### Data entries:
◆ ◆ ◆

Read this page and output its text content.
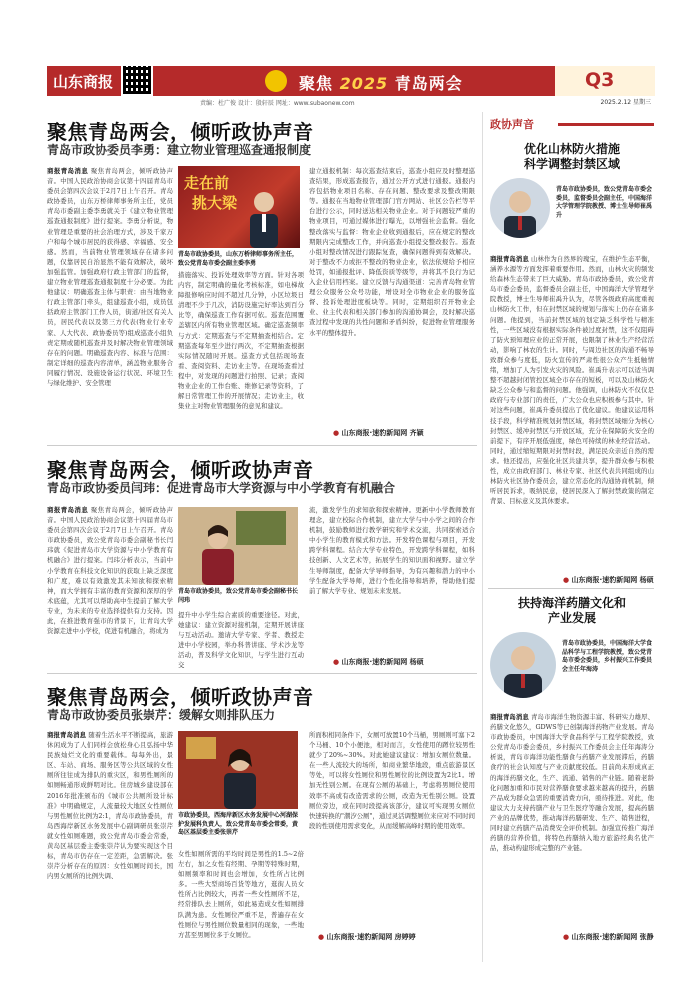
山东商报	聚焦 2025 青岛两会	Q3
2025.2.12 星期三
责编：杜广俊 设计：殷轩辰 网址：www.subaonew.com
聚焦青岛两会，倾听政协声音
青岛市政协委员李勇：建立物业管理巡查通报制度
商报青岛消息 聚焦青岛两会，倾听政协声音。中国人民政治协商会议第十四届青岛市委员会第四次会议于2月7日上午召开。青岛政协委员，山东万桥律师事务所主任，党员青岛市委副主委李勇就关于《建立物业管理巡查通报制度》进行提案。李勇分析说，物业管理是重要的社会治理方式，涉及千家万户和每个城市居民的获得感、幸福感、安全感。然而，当前物业管理领域存在诸多问题，仅靠居民自治显然不能有效解决，破坏加强监管。加强政府行政主管部门的监督，建立物业管理巡查通报制度十分必要。为此他建议：明确巡查主体与职责：由当地物业行政主管部门牵头，组建巡查小组，成员包括政府主管部门工作人员，街道/社区有关人员，居民代表以及第三方代表(物业行业专家、人大代表、政协委员等)组成巡查小组负责定期或随机巡查并及时解决物业管理领域存在的问题。明确巡查内容、标准与范围：制定详细的巡查内容清单，涵盖物业服务合同履行情况、设施设备运行状况、环境卫生与绿化维护、安全管理
走在前
挑大梁
青岛市政协委员，山东万桥律师事务所主任，致公党青岛市委会副主委李勇
措施落实、投诉处理效率等方面。针对各项内容，制定明确的量化考核标准，如电梯故障报修响应时间不超过几分钟，小区垃圾日清理不少于几次，消防设施完好率达到百分比等，确保巡查工作有据可依。巡查范围覆盖辖区内所有物业管理区域。确定巡查频率与方式：定期巡查与不定期抽查相结合。定期巡查每年至少进行两次，不定期抽查根据实际情况随时开展。巡查方式包括现场查看、查阅资料、走访业主等。在现场查看过程中，对发现的问题进行拍照、记录；查阅物业企业的工作台账、维修记录等资料，了解日常管理工作的开展情况；走访业主，收集业主对物业管理服务的意见和建议。
建立通报机制：每次巡查结束后，巡查小组应及时整理巡查结果，形成巡查报告，通过公开方式进行通报。通报内容包括物业项目名称、存在问题、整改要求及整改期限等。通报在当地物业管理部门官方网站、社区公告栏等平台进行公示，同时送达相关物业企业。对于问题较严重的物业项目，可通过媒体进行曝光，以增强社会监督。强化整改落实与监督：物业企业收到通报后，应在规定的整改期限内完成整改工作，并向巡查小组提交整改报告。巡查小组对整改情况进行跟踪复查，确保问题得到有效解决。对于整改不力或拒不整改的物业企业，依法依规给予相应处罚，如通报批评、降低资质等级等，并将其不良行为记入企业信用档案。建立反馈与沟通渠道：完善青岛物业管理公众服务公众号功能，增设对全市物业企业的服务监督、投诉处理进度板块等。同时，定期组织召开物业企业、业主代表和相关部门参加的沟通协调会，及时解决巡查过程中发现的共性问题和矛盾纠纷，促进物业管理服务水平的整体提升。
● 山东商报·速豹新闻网 齐颖
聚焦青岛两会，倾听政协声音
青岛市政协委员闫玮：促进青岛市大学资源与中小学教育有机融合
商报青岛消息 聚焦青岛两会，倾听政协声音。中国人民政治协商会议第十四届青岛市委员会第四次会议于2月7日上午召开。青岛市政协委员，致公党青岛市委会副秘书长闫玮就《促进青岛市大学资源与中小学教育有机融合》进行提案。闫玮分析表示，当前中小学教育在科技文化知识的获取上缺乏深度和广度，难以有效激发其未知欲和探索精神，而大学拥有丰富的教育资源和深厚的学术底蕴，尤其可以帮助高中生提前了解大学专业，为未来的专业选择提供有力支持。因此，在推进教育强市的背景下，让青岛大学资源走进中小学校，促进有机融合，将成为
青岛市政协委员，致公党青岛市委会副秘书长闫玮
提升中小学生综合素质的重要途径。对此，她建议：建立资源对接机制，定期开展讲座与互动活动。邀请大学专家、学者、教授走进中小学校园，举办科普讲座、学术沙龙等活动，普及科学文化知识，与学生进行互动交
流，激发学生的求知欲和探索精神。更新中小学教师教育理念，建立校际合作机制，建立大学与中小学之间的合作机制，鼓励教师进行教学研究和学术交流，共同探索适合中小学生的教育模式和方法。开发特色课程与项目，开发跨学科课程。结合大学专业特色，开发跨学科课程，如科技创新、人文艺术等，拓展学生的知识面和视野。建立学生导师制度，配备大学导师指导，为有兴趣和潜力的中小学生配备大学导师，进行个性化指导和培养，帮助他们提前了解大学专业、规划未来发展。
● 山东商报·速豹新闻网 杨硕
聚焦青岛两会，倾听政协声音
青岛市政协委员张崇芹：缓解女则排队压力
商报青岛消息 随着生活水平不断提高，旅游休闲成为了人们同样会放松身心且弘扬中华民族灿烂文化的重要载体。每每外出，景区、车站、商场、服务区等公共区域的女性厕所往往成为排队的重灾区，和男性厕所的如厕畅通形成鲜明对比。住房城乡建设部在2016年批准颁布的《城市公共厕所设计标准》中明确规定，人流量较大地区女性厕位与男性厕位比例为2:1，青岛市政协委员，青岛西海岸新区水务发展中心副调研员张崇芹就女性如厕难题，致公党青岛市委会常委，黄岛区基层委主委张崇芹认为要实现这个目标，青岛市仍存在一定差距，急需解决。张崇芹分析存在的原因：女性如厕时间长，国内男女厕所的比例失调、
市政协委员，西海岸新区水务发展中心河湖保护发展科负责人，致公党青岛市委会常委，黄岛区基层委主委张崇芹
女性如厕所需的平均时间是男性的1.5~2倍左右，加之女性有经期、孕期等特殊时期，如厕频率和时间也会增加，女性所占比例多。一些大型商场百货等地方，逛街人员女性所占比例较大，再者一些女性厕所不足，经常排队去上厕所，如此易造成女性如厕排队满为患。女性厕位严重不足，普遍存在女性厕位与男性厕位数量相同的现象，一些地方甚至男厕位多于女厕位。
所面积相同条件下，女厕可放置10个马桶，男厕则可塞下2个马桶、10个小便池，相对而言，女性使用的蹲位较男性就少了20%~30%。对此她建议建议：增加女厕位数量。在一些人流较大的场所，如商业繁华地段，重点旅游景区等处，可以将女性厕位和男性厕位的比例设置为2比1。增加无性别公厕。在现有公厕的基础上，考虑将男厕位使用效率不高或有改造需求的公厕，改造为无性别公厕。设置厕位旁边，或在同时段提高该部分，建议可实现男女厕位快速转换的"潮汐公厕"，通过灵活调整厕位来应对不同时间段的性别使用需求变化，从而缓解高峰时期的使用效率。
● 山东商报·速豹新闻网 房婷婷
政协声音
优化山林防火措施
科学调整封禁区域
青岛市政协委员，致公党青岛市委会委员，监督委员会副主任，中国海洋大学管理学院教授、博士生导师崔禹升
商报青岛消息 山林作为自然界的瑰宝，在维护生态平衡，涵养水源等方面发挥着重要作用。然而，山林火灾的频发给森林生态带来了巨大威胁。青岛市政协委员，致公党青岛市委会委员，监督委员会副主任，中国海洋大学管理学院教授，博士生导师崔禹升认为，尽管各级政府高度重视山林防火工作，但在封禁区域的规划与落实上仍存在诸多问题。他提到，当前封禁区域的划定缺乏科学性与精准性，一些区域没有根据实际条件被过度封禁，这不仅阻碍了防火预知理应业的正常开展，也限制了林业生产经营活动，影响了林农的生计。同时，与周边社区的沟通不畅导致群众参与度低，防火宣传的严肃性很公众产生抵触情绪，增加了人为引发火灾的风险。崔禹升表示可以适当调整不超越封闭管控区域全市存在的短板，可以及山林防火缺乏公众参与和监督的问题。他强调，山林防火不仅仅是政府与专业部门的责任，广大公众也应积极参与其中。针对这些问题，崔禹升委员提出了优化建议。他建议运用科技手段，科学精准规划封禁区域，将封禁区域细分为核心封禁区、缓冲封禁区与开放区域，充分在保障防火安全的前提下，有序开展低强度，绿色可持续的林业经营活动。同时，通过缩短期限对封禁时段，满足民众亲近自然的需求。他还提出，应强化社区共建共享，提升群众参与积极性，成立由政府部门、林业专家、社区代表共同组成的山林防火社区协作委员会，建立常态化的沟通协商机制，倾听居民诉求，吸纳民意，使居民深入了解封禁政策的制定背景、目标意义及其休要求。
● 山东商报·速豹新闻网 杨硕
扶持海洋药膳文化和
产业发展
青岛市政协委员，中国海洋大学食品科学与工程学院教授，致公党青岛市委会委员，乡村振兴工作委员会主任年海涛
商报青岛消息 青岛市海洋生物资源丰富、科研实力雄厚、药膳文化悠久，GDWS等已创制海洋药物产业发展。青岛市政协委员，中国海洋大学食品科学与工程学院教授，致公党青岛市委会委员，乡村振兴工作委员会主任年海涛分析说，青岛市海洋功能性膳食与药膳产业发展滞后，药膳食疗的社会认知度与产业贡献度较低。目前尚未形成真正的海洋药膳文化，生产、流通、销售的产业链。随着老龄化问题加重和市民对营养膳食要求越来越高的提升，药膳产品成为群众急需的重要消费方向，亟待推进。对此，他建议大力支持药膳产业与卫生医疗等融合发展，提高药膳产业的品牌优势，推动海洋药膳研发、生产、销售进程，同时建立药膳产品消费安全评价机制。加强宣传推广海洋药膳的营养价值，将特色药膳纳入地方旅游经典名优产品，推动构建形成完整的产业链。
● 山东商报·速豹新闻网 张静
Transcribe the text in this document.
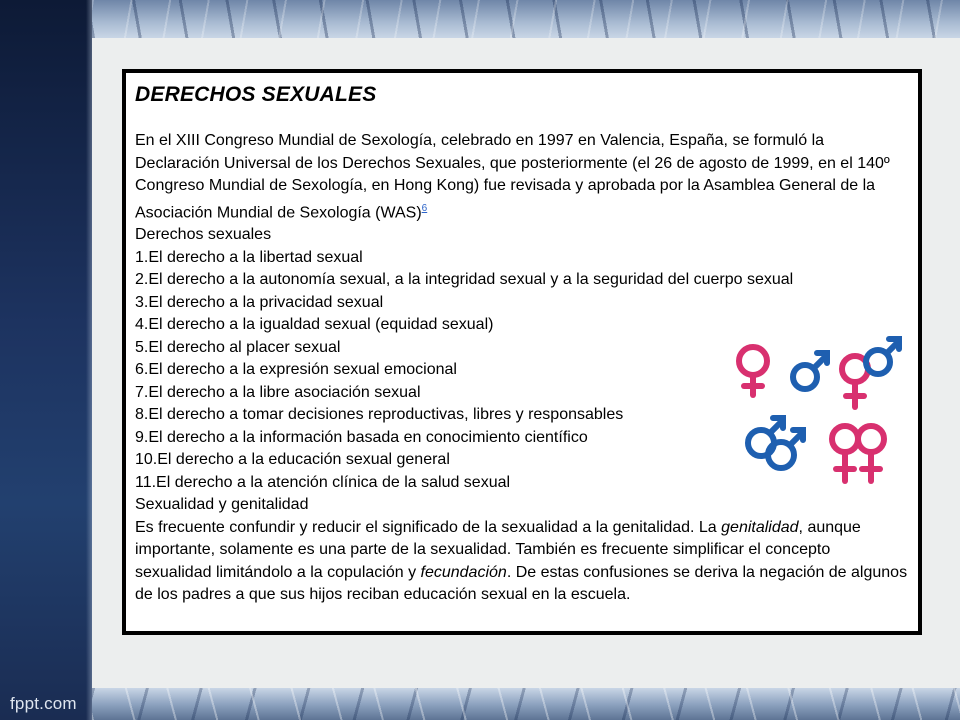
fppt.com
DERECHOS SEXUALES

En el XIII Congreso Mundial de Sexología, celebrado en 1997 en Valencia, España, se formuló la Declaración Universal de los Derechos Sexuales, que posteriormente (el 26 de agosto de 1999, en el 140º Congreso Mundial de Sexología, en Hong Kong) fue revisada y aprobada por la Asamblea General de la Asociación Mundial de Sexología (WAS)$^6$

Derechos sexuales
1.El derecho a la libertad sexual
2.El derecho a la autonomía sexual, a la integridad sexual y a la seguridad del cuerpo sexual
3.El derecho a la privacidad sexual
4.El derecho a la igualdad sexual (equidad sexual)
5.El derecho al placer sexual
6.El derecho a la expresión sexual emocional
7.El derecho a la libre asociación sexual
8.El derecho a tomar decisiones reproductivas, libres y responsables
9.El derecho a la información basada en conocimiento científico
10.El derecho a la educación sexual general
11.El derecho a la atención clínica de la salud sexual
Sexualidad y genitalidad

Es frecuente confundir y reducir el significado de la sexualidad a la genitalidad. La genitalidad, aunque importante, solamente es una parte de la sexualidad. También es frecuente simplificar el concepto sexualidad limitándolo a la copulación y fecundación. De estas confusiones se deriva la negación de algunos de los padres a que sus hijos reciban educación sexual en la escuela.
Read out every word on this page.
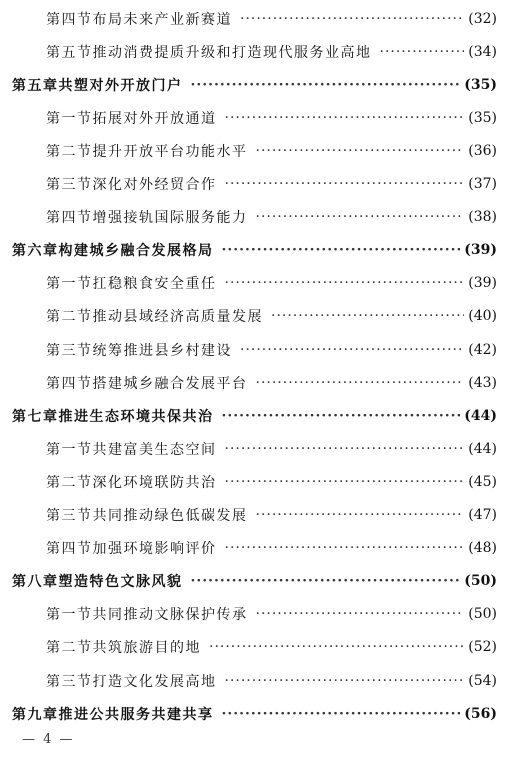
第四节 布局未来产业新赛道 ·····	(32)
第五节 推动消费提质升级和打造现代服务业高地 ·····	(34)
第五章 共塑对外开放门户 ·····	(35)
第一节 拓展对外开放通道 ·····	(35)
第二节 提升开放平台功能水平 ·····	(36)
第三节 深化对外经贸合作 ·····	(37)
第四节 增强接轨国际服务能力 ·····	(38)
第六章 构建城乡融合发展格局 ·····	(39)
第一节 扛稳粮食安全重任 ·····	(39)
第二节 推动县域经济高质量发展 ·····	(40)
第三节 统筹推进县乡村建设 ·····	(42)
第四节 搭建城乡融合发展平台 ·····	(43)
第七章 推进生态环境共保共治 ·····	(44)
第一节 共建富美生态空间 ·····	(44)
第二节 深化环境联防共治 ·····	(45)
第三节 共同推动绿色低碳发展 ·····	(47)
第四节 加强环境影响评价 ·····	(48)
第八章 塑造特色文脉风貌 ·····	(50)
第一节 共同推动文脉保护传承 ·····	(50)
第二节 共筑旅游目的地 ·····	(52)
第三节 打造文化发展高地 ·····	(54)
第九章 推进公共服务共建共享 ·····	(56)
— 4 —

◆ ◆ ◆

Find the lines containing "速豹新闻网" and list every one of them.

● 山东商报·速豹新闻网 齐颖
● 山东商报·速豹新闻网 杨硕
● 山东商报·速豹新闻网 房婷婷
● 山东商报·速豹新闻网 杨硕
● 山东商报·速豹新闻网 张静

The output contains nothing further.